_The problem:_ Copy out all the lines where "title" shows up.

_Task input:_
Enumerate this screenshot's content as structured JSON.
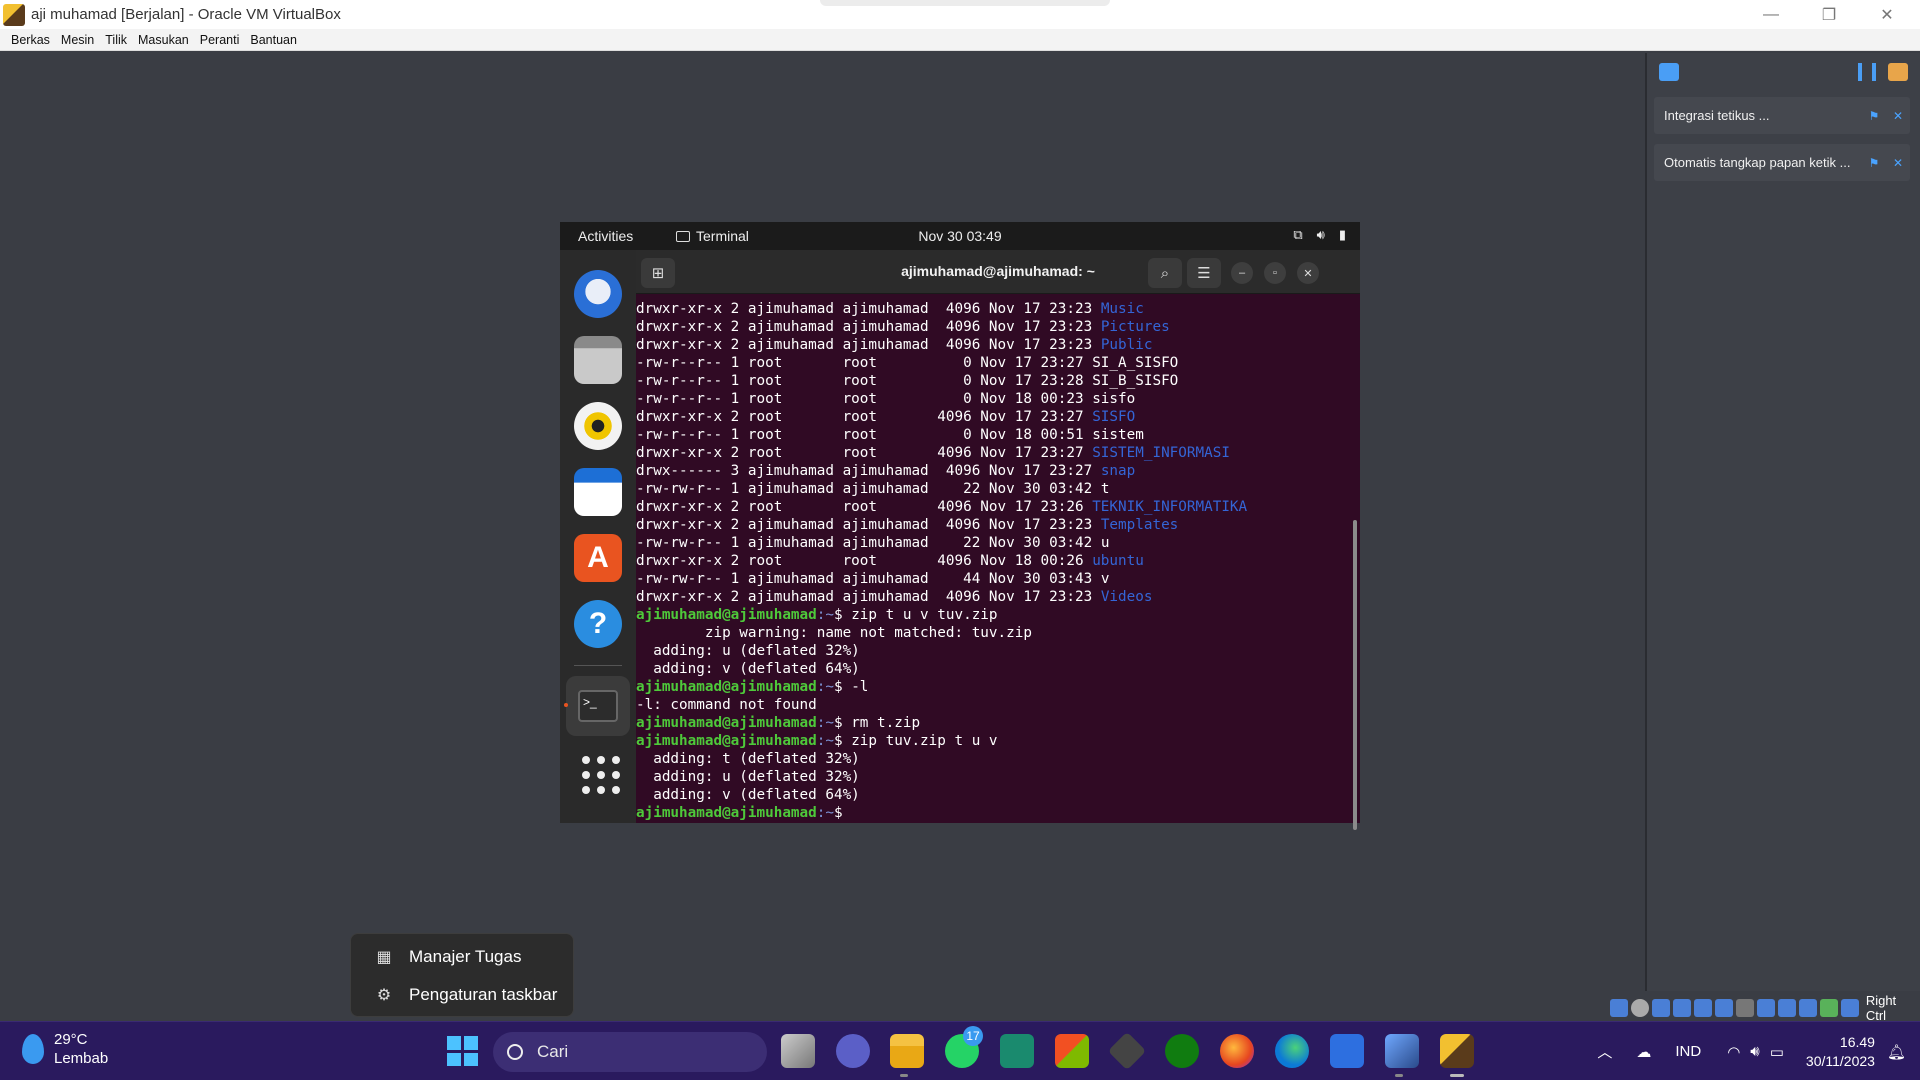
{
  "window": {
    "title": "aji muhamad  [Berjalan] - Oracle VM VirtualBox"
  },
  "menubar": {
    "items": [
      "Berkas",
      "Mesin",
      "Tilik",
      "Masukan",
      "Peranti",
      "Bantuan"
    ]
  },
  "vbox_side": {
    "notifications": [
      {
        "label": "Integrasi tetikus ..."
      },
      {
        "label": "Otomatis tangkap papan ketik ..."
      }
    ]
  },
  "guest": {
    "topbar": {
      "activities": "Activities",
      "app": "Terminal",
      "clock": "Nov 30  03:49"
    },
    "terminal": {
      "title": "ajimuhamad@ajimuhamad: ~",
      "lines": [
        {
          "pre": "drwxr-xr-x 2 ajimuhamad ajimuhamad  4096 Nov 17 23:23 ",
          "name": "Music",
          "kind": "dir"
        },
        {
          "pre": "drwxr-xr-x 2 ajimuhamad ajimuhamad  4096 Nov 17 23:23 ",
          "name": "Pictures",
          "kind": "dir"
        },
        {
          "pre": "drwxr-xr-x 2 ajimuhamad ajimuhamad  4096 Nov 17 23:23 ",
          "name": "Public",
          "kind": "dir"
        },
        {
          "pre": "-rw-r--r-- 1 root       root          0 Nov 17 23:27 ",
          "name": "SI_A_SISFO",
          "kind": "file"
        },
        {
          "pre": "-rw-r--r-- 1 root       root          0 Nov 17 23:28 ",
          "name": "SI_B_SISFO",
          "kind": "file"
        },
        {
          "pre": "-rw-r--r-- 1 root       root          0 Nov 18 00:23 ",
          "name": "sisfo",
          "kind": "file"
        },
        {
          "pre": "drwxr-xr-x 2 root       root       4096 Nov 17 23:27 ",
          "name": "SISFO",
          "kind": "dir"
        },
        {
          "pre": "-rw-r--r-- 1 root       root          0 Nov 18 00:51 ",
          "name": "sistem",
          "kind": "file"
        },
        {
          "pre": "drwxr-xr-x 2 root       root       4096 Nov 17 23:27 ",
          "name": "SISTEM_INFORMASI",
          "kind": "dir"
        },
        {
          "pre": "drwx------ 3 ajimuhamad ajimuhamad  4096 Nov 17 23:27 ",
          "name": "snap",
          "kind": "dir"
        },
        {
          "pre": "-rw-rw-r-- 1 ajimuhamad ajimuhamad    22 Nov 30 03:42 ",
          "name": "t",
          "kind": "file"
        },
        {
          "pre": "drwxr-xr-x 2 root       root       4096 Nov 17 23:26 ",
          "name": "TEKNIK_INFORMATIKA",
          "kind": "dir"
        },
        {
          "pre": "drwxr-xr-x 2 ajimuhamad ajimuhamad  4096 Nov 17 23:23 ",
          "name": "Templates",
          "kind": "dir"
        },
        {
          "pre": "-rw-rw-r-- 1 ajimuhamad ajimuhamad    22 Nov 30 03:42 ",
          "name": "u",
          "kind": "file"
        },
        {
          "pre": "drwxr-xr-x 2 root       root       4096 Nov 18 00:26 ",
          "name": "ubuntu",
          "kind": "dir"
        },
        {
          "pre": "-rw-rw-r-- 1 ajimuhamad ajimuhamad    44 Nov 30 03:43 ",
          "name": "v",
          "kind": "file"
        },
        {
          "pre": "drwxr-xr-x 2 ajimuhamad ajimuhamad  4096 Nov 17 23:23 ",
          "name": "Videos",
          "kind": "dir"
        },
        {
          "prompt": "ajimuhamad@ajimuhamad",
          "path": ":~",
          "cmd": "$ zip t u v tuv.zip",
          "kind": "prompt"
        },
        {
          "pre": "        zip warning: name not matched: tuv.zip",
          "kind": "out"
        },
        {
          "pre": "  adding: u (deflated 32%)",
          "kind": "out"
        },
        {
          "pre": "  adding: v (deflated 64%)",
          "kind": "out"
        },
        {
          "prompt": "ajimuhamad@ajimuhamad",
          "path": ":~",
          "cmd": "$ -l",
          "kind": "prompt"
        },
        {
          "pre": "-l: command not found",
          "kind": "out"
        },
        {
          "prompt": "ajimuhamad@ajimuhamad",
          "path": ":~",
          "cmd": "$ rm t.zip",
          "kind": "prompt"
        },
        {
          "prompt": "ajimuhamad@ajimuhamad",
          "path": ":~",
          "cmd": "$ zip tuv.zip t u v",
          "kind": "prompt"
        },
        {
          "pre": "  adding: t (deflated 32%)",
          "kind": "out"
        },
        {
          "pre": "  adding: u (deflated 32%)",
          "kind": "out"
        },
        {
          "pre": "  adding: v (deflated 64%)",
          "kind": "out"
        },
        {
          "prompt": "ajimuhamad@ajimuhamad",
          "path": ":~",
          "cmd": "$ ",
          "kind": "prompt"
        }
      ]
    }
  },
  "context_menu": {
    "task_manager": "Manajer Tugas",
    "taskbar_settings": "Pengaturan taskbar"
  },
  "vbox_status": {
    "host_key": "Right Ctrl"
  },
  "taskbar": {
    "weather": {
      "temp": "29°C",
      "cond": "Lembab"
    },
    "search_placeholder": "Cari",
    "whatsapp_badge": "17",
    "lang": "IND",
    "time": "16.49",
    "date": "30/11/2023"
  },
  "colors": {
    "terminal_bg": "#300a24",
    "dir": "#3465d6",
    "prompt": "#4ec93a",
    "taskbar": "#2a1a5e"
  }
}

_Solution below:_
    "title": "aji muhamad  [Berjalan] - Oracle VM VirtualBox"
      "title": "ajimuhamad@ajimuhamad: ~",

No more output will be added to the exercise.